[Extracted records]
— start —

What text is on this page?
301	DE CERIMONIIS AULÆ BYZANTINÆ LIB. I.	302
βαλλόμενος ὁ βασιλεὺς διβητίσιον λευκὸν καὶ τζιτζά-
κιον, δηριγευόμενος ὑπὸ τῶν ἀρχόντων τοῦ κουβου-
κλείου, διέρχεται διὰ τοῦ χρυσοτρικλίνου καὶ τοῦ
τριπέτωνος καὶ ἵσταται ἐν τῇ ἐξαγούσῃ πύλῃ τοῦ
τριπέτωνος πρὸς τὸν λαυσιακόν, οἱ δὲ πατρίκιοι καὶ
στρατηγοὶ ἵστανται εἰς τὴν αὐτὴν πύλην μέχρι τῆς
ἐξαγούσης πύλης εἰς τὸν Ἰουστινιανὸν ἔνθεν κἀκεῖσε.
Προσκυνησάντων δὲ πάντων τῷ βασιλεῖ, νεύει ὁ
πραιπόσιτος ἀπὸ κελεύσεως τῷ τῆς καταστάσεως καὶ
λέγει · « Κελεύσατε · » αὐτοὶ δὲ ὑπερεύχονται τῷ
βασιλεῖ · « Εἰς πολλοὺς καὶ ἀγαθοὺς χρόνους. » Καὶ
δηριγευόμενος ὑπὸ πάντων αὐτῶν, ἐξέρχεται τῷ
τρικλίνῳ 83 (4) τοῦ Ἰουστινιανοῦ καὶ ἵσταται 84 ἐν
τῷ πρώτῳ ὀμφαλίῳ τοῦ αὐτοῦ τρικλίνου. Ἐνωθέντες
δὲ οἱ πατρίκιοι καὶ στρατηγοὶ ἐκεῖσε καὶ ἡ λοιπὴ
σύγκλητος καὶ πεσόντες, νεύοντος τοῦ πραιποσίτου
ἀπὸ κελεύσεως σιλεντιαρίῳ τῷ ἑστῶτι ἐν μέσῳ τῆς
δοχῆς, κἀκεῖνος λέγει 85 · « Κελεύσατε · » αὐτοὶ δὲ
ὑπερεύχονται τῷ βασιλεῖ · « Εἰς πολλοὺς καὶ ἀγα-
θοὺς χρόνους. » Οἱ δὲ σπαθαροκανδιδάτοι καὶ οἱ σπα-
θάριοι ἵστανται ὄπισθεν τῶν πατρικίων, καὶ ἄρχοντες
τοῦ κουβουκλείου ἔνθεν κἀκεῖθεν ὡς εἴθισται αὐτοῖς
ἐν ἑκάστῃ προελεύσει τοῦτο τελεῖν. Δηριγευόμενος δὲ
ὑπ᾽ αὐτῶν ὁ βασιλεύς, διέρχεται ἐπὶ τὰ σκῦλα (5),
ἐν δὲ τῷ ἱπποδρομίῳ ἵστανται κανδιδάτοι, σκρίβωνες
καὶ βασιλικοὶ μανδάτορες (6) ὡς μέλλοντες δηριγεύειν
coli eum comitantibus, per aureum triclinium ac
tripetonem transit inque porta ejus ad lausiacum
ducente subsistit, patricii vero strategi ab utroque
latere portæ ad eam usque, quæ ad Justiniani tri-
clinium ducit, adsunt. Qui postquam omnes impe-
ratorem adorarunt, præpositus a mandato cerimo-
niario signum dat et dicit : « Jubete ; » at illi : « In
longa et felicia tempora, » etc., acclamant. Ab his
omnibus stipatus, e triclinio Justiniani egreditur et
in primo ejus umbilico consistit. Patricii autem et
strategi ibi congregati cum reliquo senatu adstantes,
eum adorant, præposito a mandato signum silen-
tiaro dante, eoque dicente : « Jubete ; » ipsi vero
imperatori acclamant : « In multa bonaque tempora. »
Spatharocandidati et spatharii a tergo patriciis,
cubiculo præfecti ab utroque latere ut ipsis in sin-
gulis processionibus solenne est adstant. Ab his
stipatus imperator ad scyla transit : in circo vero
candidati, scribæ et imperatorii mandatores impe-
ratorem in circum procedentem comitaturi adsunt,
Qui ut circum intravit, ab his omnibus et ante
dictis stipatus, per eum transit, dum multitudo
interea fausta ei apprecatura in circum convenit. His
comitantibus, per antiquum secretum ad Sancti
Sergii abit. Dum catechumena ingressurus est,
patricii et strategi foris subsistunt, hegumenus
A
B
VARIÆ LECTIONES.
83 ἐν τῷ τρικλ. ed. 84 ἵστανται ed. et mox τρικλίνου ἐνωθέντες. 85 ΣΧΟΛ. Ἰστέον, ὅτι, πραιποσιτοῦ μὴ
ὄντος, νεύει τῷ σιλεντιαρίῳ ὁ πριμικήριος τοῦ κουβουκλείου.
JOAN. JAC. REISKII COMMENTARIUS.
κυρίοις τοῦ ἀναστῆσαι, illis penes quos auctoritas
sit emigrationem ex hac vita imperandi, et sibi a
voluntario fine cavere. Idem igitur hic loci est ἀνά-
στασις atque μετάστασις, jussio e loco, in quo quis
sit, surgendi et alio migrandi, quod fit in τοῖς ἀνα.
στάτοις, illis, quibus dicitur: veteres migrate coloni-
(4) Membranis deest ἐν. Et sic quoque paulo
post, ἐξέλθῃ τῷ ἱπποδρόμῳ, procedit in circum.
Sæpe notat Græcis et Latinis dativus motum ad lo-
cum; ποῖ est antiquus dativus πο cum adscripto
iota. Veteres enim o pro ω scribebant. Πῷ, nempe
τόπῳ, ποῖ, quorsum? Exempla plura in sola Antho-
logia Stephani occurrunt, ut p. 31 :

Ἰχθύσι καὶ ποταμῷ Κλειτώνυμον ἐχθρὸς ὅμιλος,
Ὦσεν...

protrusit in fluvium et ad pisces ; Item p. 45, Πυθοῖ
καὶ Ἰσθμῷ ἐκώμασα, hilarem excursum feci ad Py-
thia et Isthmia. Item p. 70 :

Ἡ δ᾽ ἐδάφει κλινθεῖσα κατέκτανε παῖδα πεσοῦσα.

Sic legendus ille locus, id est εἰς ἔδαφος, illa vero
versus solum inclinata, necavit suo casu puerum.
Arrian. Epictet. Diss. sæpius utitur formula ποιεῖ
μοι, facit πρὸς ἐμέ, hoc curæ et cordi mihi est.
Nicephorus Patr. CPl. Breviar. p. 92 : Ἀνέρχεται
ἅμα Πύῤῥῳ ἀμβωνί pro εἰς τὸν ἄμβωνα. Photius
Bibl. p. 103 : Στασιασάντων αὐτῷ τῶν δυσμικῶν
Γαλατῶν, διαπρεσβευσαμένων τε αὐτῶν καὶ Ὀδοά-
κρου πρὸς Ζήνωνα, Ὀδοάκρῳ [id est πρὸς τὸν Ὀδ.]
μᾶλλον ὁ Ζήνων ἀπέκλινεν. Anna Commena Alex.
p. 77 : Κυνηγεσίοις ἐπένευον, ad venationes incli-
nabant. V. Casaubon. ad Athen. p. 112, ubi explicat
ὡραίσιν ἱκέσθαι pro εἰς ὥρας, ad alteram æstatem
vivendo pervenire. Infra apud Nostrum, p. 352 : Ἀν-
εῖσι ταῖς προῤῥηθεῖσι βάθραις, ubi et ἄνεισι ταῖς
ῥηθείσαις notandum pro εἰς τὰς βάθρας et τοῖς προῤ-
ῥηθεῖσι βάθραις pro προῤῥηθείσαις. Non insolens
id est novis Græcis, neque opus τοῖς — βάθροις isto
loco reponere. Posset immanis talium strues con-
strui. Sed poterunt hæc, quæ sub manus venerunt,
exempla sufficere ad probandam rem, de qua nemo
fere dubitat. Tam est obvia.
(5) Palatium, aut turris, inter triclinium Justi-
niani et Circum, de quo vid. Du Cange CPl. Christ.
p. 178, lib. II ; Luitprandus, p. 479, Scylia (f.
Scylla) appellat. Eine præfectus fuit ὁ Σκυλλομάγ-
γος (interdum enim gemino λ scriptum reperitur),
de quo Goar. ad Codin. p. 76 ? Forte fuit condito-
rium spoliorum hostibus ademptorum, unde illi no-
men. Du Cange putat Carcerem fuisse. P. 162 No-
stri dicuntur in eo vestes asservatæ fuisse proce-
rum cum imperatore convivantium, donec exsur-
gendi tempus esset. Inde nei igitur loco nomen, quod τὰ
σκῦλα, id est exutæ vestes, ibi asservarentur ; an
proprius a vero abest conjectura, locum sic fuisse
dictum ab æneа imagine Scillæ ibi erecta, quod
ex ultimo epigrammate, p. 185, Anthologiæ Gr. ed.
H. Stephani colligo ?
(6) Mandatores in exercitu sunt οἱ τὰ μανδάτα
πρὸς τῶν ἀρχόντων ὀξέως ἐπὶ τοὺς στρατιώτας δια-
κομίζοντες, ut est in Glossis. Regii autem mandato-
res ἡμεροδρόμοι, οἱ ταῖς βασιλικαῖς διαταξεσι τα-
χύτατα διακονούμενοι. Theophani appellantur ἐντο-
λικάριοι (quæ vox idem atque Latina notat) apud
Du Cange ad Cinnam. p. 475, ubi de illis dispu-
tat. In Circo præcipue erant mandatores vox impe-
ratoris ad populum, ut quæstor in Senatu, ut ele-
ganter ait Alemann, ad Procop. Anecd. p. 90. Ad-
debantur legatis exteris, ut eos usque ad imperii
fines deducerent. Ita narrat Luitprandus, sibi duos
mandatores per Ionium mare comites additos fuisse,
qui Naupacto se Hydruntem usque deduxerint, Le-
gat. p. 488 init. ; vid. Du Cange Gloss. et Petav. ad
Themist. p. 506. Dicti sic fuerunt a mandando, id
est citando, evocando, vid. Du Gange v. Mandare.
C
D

— end —

→ **Task description**
Copy each line from the data above that includes "loco".

→ **Final result**
στασις atque μετάστασις, jussio e loco, in quo quis
loco reponere. Posset immanis talium strues con-
gendi tempus esset. Inde nei igitur loco nomen, quod τὰ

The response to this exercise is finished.